SET PROBLEM: Copy out each line exactly; pictures stay out of the copy.

DATA TO PROCESS:
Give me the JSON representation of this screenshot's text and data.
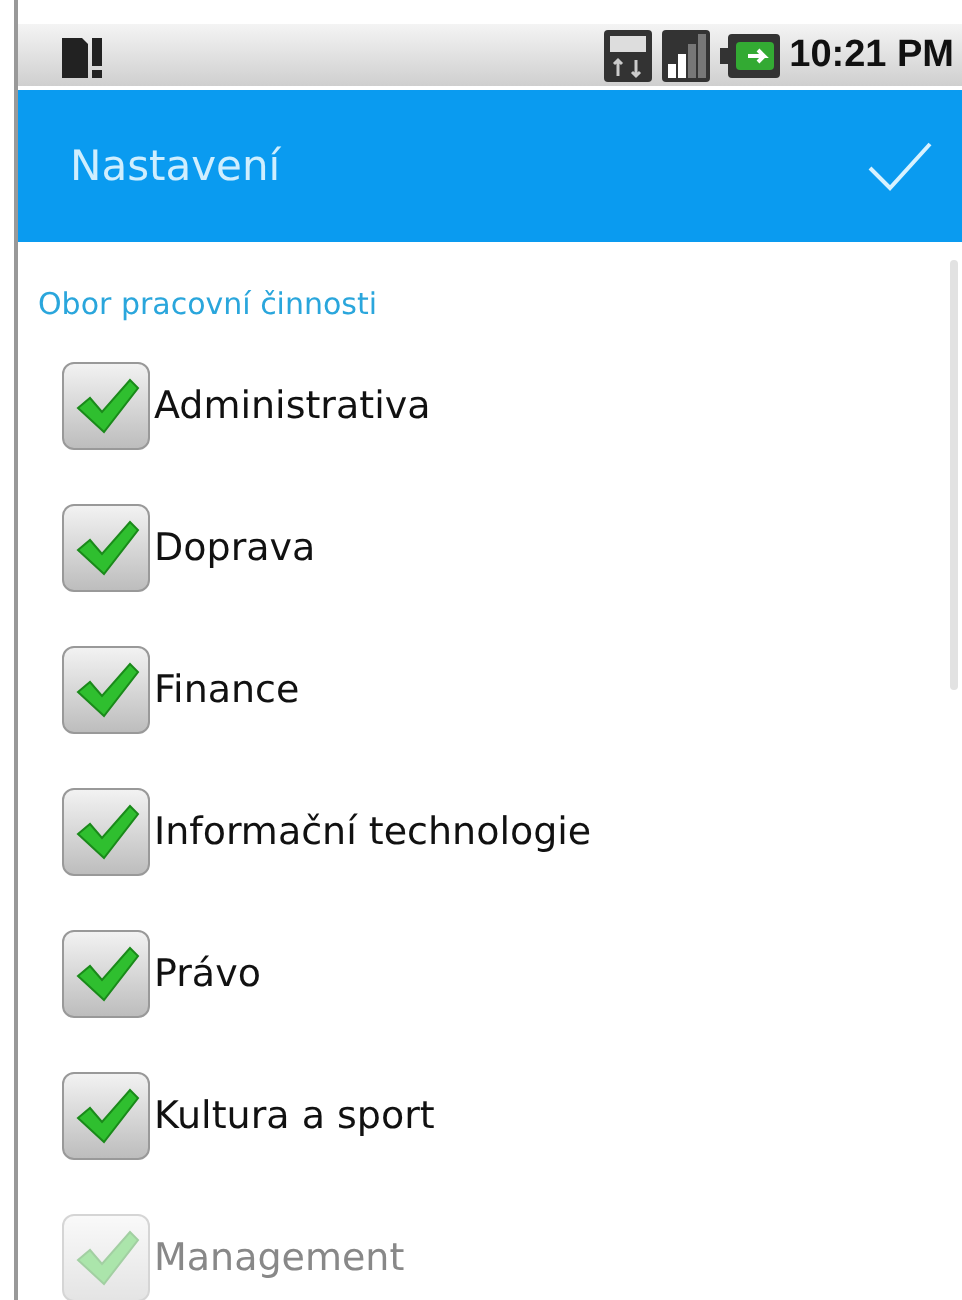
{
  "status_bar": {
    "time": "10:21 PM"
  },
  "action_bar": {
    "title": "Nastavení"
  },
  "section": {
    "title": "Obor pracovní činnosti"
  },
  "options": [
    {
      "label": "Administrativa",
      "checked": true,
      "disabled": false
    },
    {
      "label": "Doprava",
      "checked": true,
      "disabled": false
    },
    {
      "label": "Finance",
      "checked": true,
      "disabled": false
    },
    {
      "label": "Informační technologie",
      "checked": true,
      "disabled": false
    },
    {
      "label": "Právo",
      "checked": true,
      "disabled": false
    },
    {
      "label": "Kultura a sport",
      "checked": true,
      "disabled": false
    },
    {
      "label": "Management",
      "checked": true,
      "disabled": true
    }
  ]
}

EXERCISE RESULT:
Give me the JSON representation of this screenshot's text and data.
{
  "status_bar": {
    "time": "10:21 PM"
  },
  "action_bar": {
    "title": "Nastavení"
  },
  "section": {
    "title": "Obor pracovní činnosti"
  },
  "options": [
    {
      "label": "Administrativa",
      "checked": true,
      "disabled": false
    },
    {
      "label": "Doprava",
      "checked": true,
      "disabled": false
    },
    {
      "label": "Finance",
      "checked": true,
      "disabled": false
    },
    {
      "label": "Informační technologie",
      "checked": true,
      "disabled": false
    },
    {
      "label": "Právo",
      "checked": true,
      "disabled": false
    },
    {
      "label": "Kultura a sport",
      "checked": true,
      "disabled": false
    },
    {
      "label": "Management",
      "checked": true,
      "disabled": true
    }
  ]
}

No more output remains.